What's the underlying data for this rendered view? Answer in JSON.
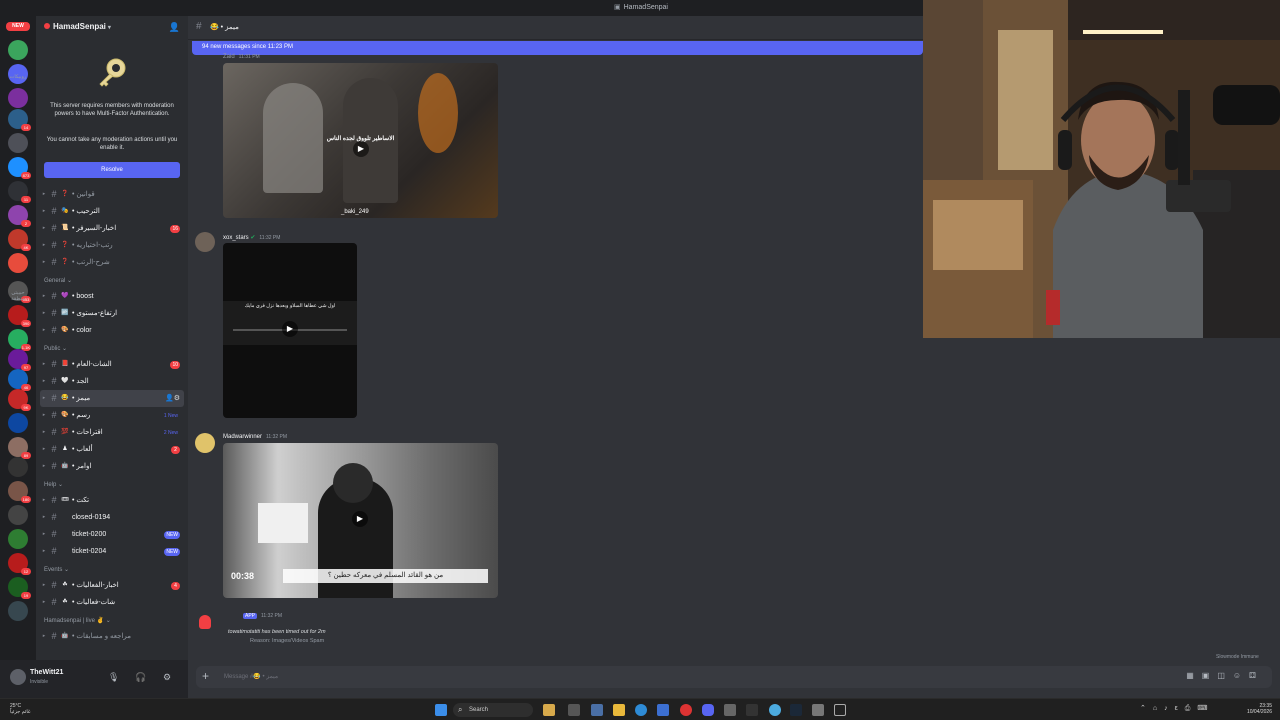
{
  "window": {
    "title": "HamadSenpai"
  },
  "rail": {
    "new_badge": "NEW",
    "labels": [
      "روبيكات",
      "حبيبتي منطقة"
    ],
    "servers": [
      {
        "color": "#3ba55d",
        "badge": ""
      },
      {
        "color": "#5865f2",
        "badge": ""
      },
      {
        "color": "#7b2f9e",
        "badge": ""
      },
      {
        "color": "#2c5f8a",
        "badge": "14"
      },
      {
        "color": "#4e5058",
        "badge": ""
      },
      {
        "color": "#1e90ff",
        "badge": "873"
      },
      {
        "color": "#2f3136",
        "badge": "11"
      },
      {
        "color": "#8e44ad",
        "badge": "2"
      },
      {
        "color": "#c0392b",
        "badge": "4K"
      },
      {
        "color": "#e74c3c",
        "badge": ""
      },
      {
        "color": "#555",
        "badge": "953"
      },
      {
        "color": "#b71c1c",
        "badge": "390"
      },
      {
        "color": "#27ae60",
        "badge": "1.1K"
      },
      {
        "color": "#6a1b9a",
        "badge": "97"
      },
      {
        "color": "#1565c0",
        "badge": "46"
      },
      {
        "color": "#c62828",
        "badge": "9K"
      },
      {
        "color": "#0d47a1",
        "badge": ""
      },
      {
        "color": "#8d6e63",
        "badge": "89"
      },
      {
        "color": "#333",
        "badge": ""
      },
      {
        "color": "#795548",
        "badge": "180"
      },
      {
        "color": "#444",
        "badge": ""
      },
      {
        "color": "#2e7d32",
        "badge": ""
      },
      {
        "color": "#b71c1c",
        "badge": "12"
      },
      {
        "color": "#1b5e20",
        "badge": "19"
      },
      {
        "color": "#37474f",
        "badge": ""
      }
    ]
  },
  "sidebar": {
    "server_name": "HamadSenpai",
    "mfa_message": "This server requires members with moderation powers to have Multi-Factor Authentication.",
    "mfa_message2": "You cannot take any moderation actions until you enable it.",
    "resolve_label": "Resolve",
    "groups": [
      {
        "category": "",
        "channels": [
          {
            "emoji": "❓",
            "name": "قوانين",
            "state": "dim",
            "badge": ""
          },
          {
            "emoji": "🎭",
            "name": "الترحيب",
            "state": "bright",
            "badge": ""
          },
          {
            "emoji": "📜",
            "name": "اخبار-السيرفر",
            "state": "bright",
            "badge": "16"
          },
          {
            "emoji": "❓",
            "name": "رتب-اختياريه",
            "state": "dim",
            "badge": ""
          },
          {
            "emoji": "❓",
            "name": "شرح-الرتب",
            "state": "dim",
            "badge": ""
          }
        ]
      },
      {
        "category": "General",
        "channels": [
          {
            "emoji": "💜",
            "name": "boost",
            "state": "bright",
            "badge": ""
          },
          {
            "emoji": "🆙",
            "name": "ارتفاع-مستوى",
            "state": "bright",
            "badge": ""
          },
          {
            "emoji": "🎨",
            "name": "color",
            "state": "bright",
            "badge": ""
          }
        ]
      },
      {
        "category": "Public",
        "channels": [
          {
            "emoji": "📕",
            "name": "الشات-العام",
            "state": "bright",
            "badge": "10"
          },
          {
            "emoji": "🤍",
            "name": "الجد",
            "state": "bright",
            "badge": ""
          },
          {
            "emoji": "😂",
            "name": "ميمز",
            "state": "active",
            "badge": ""
          },
          {
            "emoji": "🎨",
            "name": "رسم",
            "state": "bright",
            "badge": "1 New"
          },
          {
            "emoji": "💯",
            "name": "اقتراحات",
            "state": "bright",
            "badge": "2 New"
          },
          {
            "emoji": "♟",
            "name": "ألعاب",
            "state": "bright",
            "badge": "2"
          },
          {
            "emoji": "🤖",
            "name": "اوامر",
            "state": "bright",
            "badge": ""
          }
        ]
      },
      {
        "category": "Help",
        "channels": [
          {
            "emoji": "🎟",
            "name": "تكت",
            "state": "bright",
            "badge": ""
          },
          {
            "emoji": "",
            "name": "closed-0194",
            "state": "bright",
            "badge": ""
          },
          {
            "emoji": "",
            "name": "ticket-0200",
            "state": "bright",
            "badge": "NEW"
          },
          {
            "emoji": "",
            "name": "ticket-0204",
            "state": "bright",
            "badge": "NEW"
          }
        ]
      },
      {
        "category": "Events",
        "channels": [
          {
            "emoji": "☘",
            "name": "اخبار-الفعاليات",
            "state": "bright",
            "badge": "4"
          },
          {
            "emoji": "☘",
            "name": "شات-فعاليات",
            "state": "bright",
            "badge": ""
          }
        ]
      },
      {
        "category": "Hamadsenpai | live ✌",
        "channels": [
          {
            "emoji": "🤖",
            "name": "مراجعه و مسابقات",
            "state": "dim",
            "badge": ""
          }
        ]
      }
    ]
  },
  "user": {
    "name": "TheWitt21",
    "status": "Invisible"
  },
  "channel": {
    "name": "ميمز"
  },
  "new_messages": "94 new messages since 11:23 PM",
  "messages": [
    {
      "author": "Zaid",
      "time": "11:31 PM",
      "caption": "_baki_249",
      "overlay": "الاساطير تلووق لجده الناس"
    },
    {
      "author": "xox_stars",
      "time": "11:32 PM",
      "overlay": "اول شي عطاها السلاو وبعدها نزل فري مايك"
    },
    {
      "author": "Madwarwinner",
      "time": "11:32 PM",
      "duration": "00:38",
      "overlay": "من هو القائد المسلم في معركه حطين ؟"
    },
    {
      "author": "APP",
      "time": "11:32 PM",
      "system_text": "towatimotatiti has been timed out for 2m",
      "reason": "Reason: Images/Videos Spam"
    }
  ],
  "composer": {
    "placeholder": "Message #😂 • ميمز"
  },
  "slowmode": "Slowmode Immune",
  "taskbar": {
    "weather_temp": "25°C",
    "weather_desc": "غائم جزئياً",
    "search": "Search",
    "time": "23:35",
    "date": "10/04/2026"
  }
}
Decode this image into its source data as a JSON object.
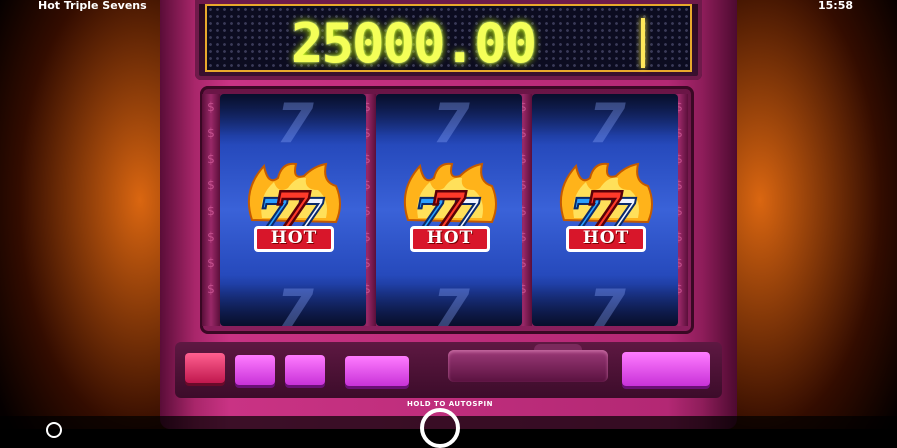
{
  "topbar": {
    "title": "Hot Triple Sevens",
    "clock": "15:58"
  },
  "display": {
    "win_amount": "25000.00"
  },
  "reels": [
    {
      "symbol": "hot-777-icon",
      "label": "HOT"
    },
    {
      "symbol": "hot-777-icon",
      "label": "HOT"
    },
    {
      "symbol": "hot-777-icon",
      "label": "HOT"
    }
  ],
  "controls": {
    "autospin_hint": "HOLD TO AUTOSPIN"
  },
  "colors": {
    "display_digits": "#f4ff58",
    "cabinet": "#c93384",
    "reel": "#2a4bc4",
    "hot_banner": "#d8162a"
  }
}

● Task goal: Beginning with the line containing "Decode this image" and ending with the last line of the material, output each line exactly; do not include pictures.

● Correct output:
Decode this image into its source data as a JSON object.
{
  "topbar": {
    "title": "Hot Triple Sevens",
    "clock": "15:58"
  },
  "display": {
    "win_amount": "25000.00"
  },
  "reels": [
    {
      "symbol": "hot-777-icon",
      "label": "HOT"
    },
    {
      "symbol": "hot-777-icon",
      "label": "HOT"
    },
    {
      "symbol": "hot-777-icon",
      "label": "HOT"
    }
  ],
  "controls": {
    "autospin_hint": "HOLD TO AUTOSPIN"
  },
  "colors": {
    "display_digits": "#f4ff58",
    "cabinet": "#c93384",
    "reel": "#2a4bc4",
    "hot_banner": "#d8162a"
  }
}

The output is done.